## Begin Records supplied

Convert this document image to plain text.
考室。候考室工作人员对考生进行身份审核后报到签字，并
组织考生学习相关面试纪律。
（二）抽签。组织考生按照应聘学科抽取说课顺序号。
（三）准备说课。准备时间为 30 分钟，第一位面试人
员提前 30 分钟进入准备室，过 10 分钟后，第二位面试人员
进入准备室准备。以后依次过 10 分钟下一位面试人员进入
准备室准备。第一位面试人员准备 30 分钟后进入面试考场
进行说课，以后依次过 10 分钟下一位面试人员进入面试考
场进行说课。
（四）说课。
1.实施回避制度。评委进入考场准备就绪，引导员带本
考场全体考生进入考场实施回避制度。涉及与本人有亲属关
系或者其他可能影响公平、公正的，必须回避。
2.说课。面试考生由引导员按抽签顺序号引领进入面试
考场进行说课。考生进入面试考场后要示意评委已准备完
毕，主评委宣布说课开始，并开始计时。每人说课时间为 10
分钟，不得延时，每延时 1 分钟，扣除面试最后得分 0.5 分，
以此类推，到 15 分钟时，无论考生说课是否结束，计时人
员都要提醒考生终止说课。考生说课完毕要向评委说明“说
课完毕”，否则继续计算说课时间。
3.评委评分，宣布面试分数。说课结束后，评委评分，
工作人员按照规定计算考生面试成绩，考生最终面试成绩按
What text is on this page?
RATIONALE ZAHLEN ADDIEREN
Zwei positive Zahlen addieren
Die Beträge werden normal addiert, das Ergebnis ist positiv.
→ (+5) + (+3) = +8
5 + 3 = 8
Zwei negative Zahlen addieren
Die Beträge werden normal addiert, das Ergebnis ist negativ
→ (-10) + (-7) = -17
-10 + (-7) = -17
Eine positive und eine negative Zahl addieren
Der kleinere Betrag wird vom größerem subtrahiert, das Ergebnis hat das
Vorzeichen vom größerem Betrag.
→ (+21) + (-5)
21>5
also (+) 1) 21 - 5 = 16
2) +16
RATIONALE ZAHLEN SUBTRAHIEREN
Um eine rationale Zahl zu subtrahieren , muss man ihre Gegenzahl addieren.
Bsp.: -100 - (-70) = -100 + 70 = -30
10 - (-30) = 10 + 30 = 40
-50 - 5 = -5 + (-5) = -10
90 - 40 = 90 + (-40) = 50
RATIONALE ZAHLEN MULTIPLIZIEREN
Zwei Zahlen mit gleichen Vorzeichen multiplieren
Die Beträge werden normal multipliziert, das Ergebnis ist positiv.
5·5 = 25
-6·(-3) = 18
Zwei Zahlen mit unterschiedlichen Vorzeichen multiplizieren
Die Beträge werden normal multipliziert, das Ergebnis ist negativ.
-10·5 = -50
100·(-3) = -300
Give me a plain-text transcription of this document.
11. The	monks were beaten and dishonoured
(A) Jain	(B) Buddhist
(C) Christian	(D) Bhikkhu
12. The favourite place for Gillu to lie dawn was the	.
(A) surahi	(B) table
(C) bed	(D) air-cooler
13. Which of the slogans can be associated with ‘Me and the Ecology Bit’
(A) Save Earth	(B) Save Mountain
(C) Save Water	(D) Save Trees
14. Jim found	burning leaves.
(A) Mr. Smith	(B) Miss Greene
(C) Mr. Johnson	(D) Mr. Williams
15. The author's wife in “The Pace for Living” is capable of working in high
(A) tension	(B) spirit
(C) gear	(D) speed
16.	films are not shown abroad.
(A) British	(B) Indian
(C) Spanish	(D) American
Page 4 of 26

## End Records supplied

Challenge
What count of lines in the listing contain the word "größerem"? Reply with the number only.

Full output
2